:: Exercise objective ::
Reproduce the lines below, switching "noise-level-line" to "noise-floor-line" wherever it appears and leaving everything else unchanged.
--------------------------------
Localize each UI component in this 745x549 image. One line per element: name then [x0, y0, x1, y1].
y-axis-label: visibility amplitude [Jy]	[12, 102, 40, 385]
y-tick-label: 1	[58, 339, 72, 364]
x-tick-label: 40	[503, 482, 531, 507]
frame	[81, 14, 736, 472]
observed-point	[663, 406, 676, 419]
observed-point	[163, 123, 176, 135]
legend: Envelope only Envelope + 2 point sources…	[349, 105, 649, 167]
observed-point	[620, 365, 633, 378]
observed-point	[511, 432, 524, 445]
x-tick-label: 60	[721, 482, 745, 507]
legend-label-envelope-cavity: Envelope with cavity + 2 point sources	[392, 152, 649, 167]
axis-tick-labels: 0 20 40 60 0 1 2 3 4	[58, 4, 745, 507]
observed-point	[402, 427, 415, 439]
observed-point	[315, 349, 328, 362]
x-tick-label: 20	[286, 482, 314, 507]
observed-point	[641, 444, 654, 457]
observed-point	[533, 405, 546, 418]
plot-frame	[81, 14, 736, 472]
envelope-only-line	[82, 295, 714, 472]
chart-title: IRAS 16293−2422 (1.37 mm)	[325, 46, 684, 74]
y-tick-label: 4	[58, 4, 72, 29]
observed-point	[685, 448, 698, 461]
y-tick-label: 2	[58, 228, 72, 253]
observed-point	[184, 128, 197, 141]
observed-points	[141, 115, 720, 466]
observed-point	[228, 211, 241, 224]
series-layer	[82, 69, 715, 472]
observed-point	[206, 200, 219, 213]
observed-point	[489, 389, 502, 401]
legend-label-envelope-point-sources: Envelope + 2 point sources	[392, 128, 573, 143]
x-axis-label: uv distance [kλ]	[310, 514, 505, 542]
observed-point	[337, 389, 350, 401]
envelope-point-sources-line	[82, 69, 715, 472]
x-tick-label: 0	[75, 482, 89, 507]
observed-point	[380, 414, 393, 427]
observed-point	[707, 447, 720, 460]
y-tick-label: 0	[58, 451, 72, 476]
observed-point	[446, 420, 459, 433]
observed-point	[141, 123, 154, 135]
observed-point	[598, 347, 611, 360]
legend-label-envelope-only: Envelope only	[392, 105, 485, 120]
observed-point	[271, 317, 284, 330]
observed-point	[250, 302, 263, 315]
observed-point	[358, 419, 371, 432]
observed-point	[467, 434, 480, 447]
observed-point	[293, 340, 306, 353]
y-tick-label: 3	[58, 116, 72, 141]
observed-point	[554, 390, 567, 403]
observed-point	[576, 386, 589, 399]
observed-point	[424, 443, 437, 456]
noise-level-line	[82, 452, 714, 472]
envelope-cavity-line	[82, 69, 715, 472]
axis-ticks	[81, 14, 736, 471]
--------------------------------
:: Answer below ::
Localize each UI component in this 745x549 image. One line per element: name then [x0, y0, x1, y1].
y-axis-label: visibility amplitude [Jy]	[12, 102, 40, 385]
y-tick-label: 1	[58, 339, 72, 364]
x-tick-label: 40	[503, 482, 531, 507]
frame	[81, 14, 736, 472]
observed-point	[663, 406, 676, 419]
observed-point	[163, 123, 176, 135]
legend: Envelope only Envelope + 2 point sources…	[349, 105, 649, 167]
observed-point	[620, 365, 633, 378]
observed-point	[511, 432, 524, 445]
x-tick-label: 60	[721, 482, 745, 507]
legend-label-envelope-cavity: Envelope with cavity + 2 point sources	[392, 152, 649, 167]
axis-tick-labels: 0 20 40 60 0 1 2 3 4	[58, 4, 745, 507]
observed-point	[402, 427, 415, 439]
observed-point	[315, 349, 328, 362]
x-tick-label: 20	[286, 482, 314, 507]
observed-point	[641, 444, 654, 457]
observed-point	[533, 405, 546, 418]
plot-frame	[81, 14, 736, 472]
envelope-only-line	[82, 295, 714, 472]
chart-title: IRAS 16293−2422 (1.37 mm)	[325, 46, 684, 74]
y-tick-label: 4	[58, 4, 72, 29]
observed-point	[685, 448, 698, 461]
y-tick-label: 2	[58, 228, 72, 253]
observed-point	[184, 128, 197, 141]
observed-points	[141, 115, 720, 466]
observed-point	[228, 211, 241, 224]
series-layer	[82, 69, 715, 472]
observed-point	[206, 200, 219, 213]
observed-point	[489, 389, 502, 401]
legend-label-envelope-point-sources: Envelope + 2 point sources	[392, 128, 573, 143]
x-axis-label: uv distance [kλ]	[310, 514, 505, 542]
observed-point	[337, 389, 350, 401]
envelope-point-sources-line	[82, 69, 715, 472]
x-tick-label: 0	[75, 482, 89, 507]
observed-point	[380, 414, 393, 427]
observed-point	[707, 447, 720, 460]
y-tick-label: 0	[58, 451, 72, 476]
observed-point	[446, 420, 459, 433]
observed-point	[141, 123, 154, 135]
observed-point	[598, 347, 611, 360]
legend-label-envelope-only: Envelope only	[392, 105, 485, 120]
observed-point	[271, 317, 284, 330]
observed-point	[250, 302, 263, 315]
observed-point	[358, 419, 371, 432]
observed-point	[467, 434, 480, 447]
observed-point	[293, 340, 306, 353]
y-tick-label: 3	[58, 116, 72, 141]
observed-point	[554, 390, 567, 403]
observed-point	[576, 386, 589, 399]
observed-point	[424, 443, 437, 456]
noise-floor-line	[82, 452, 714, 472]
envelope-cavity-line	[82, 69, 715, 472]
axis-ticks	[81, 14, 736, 471]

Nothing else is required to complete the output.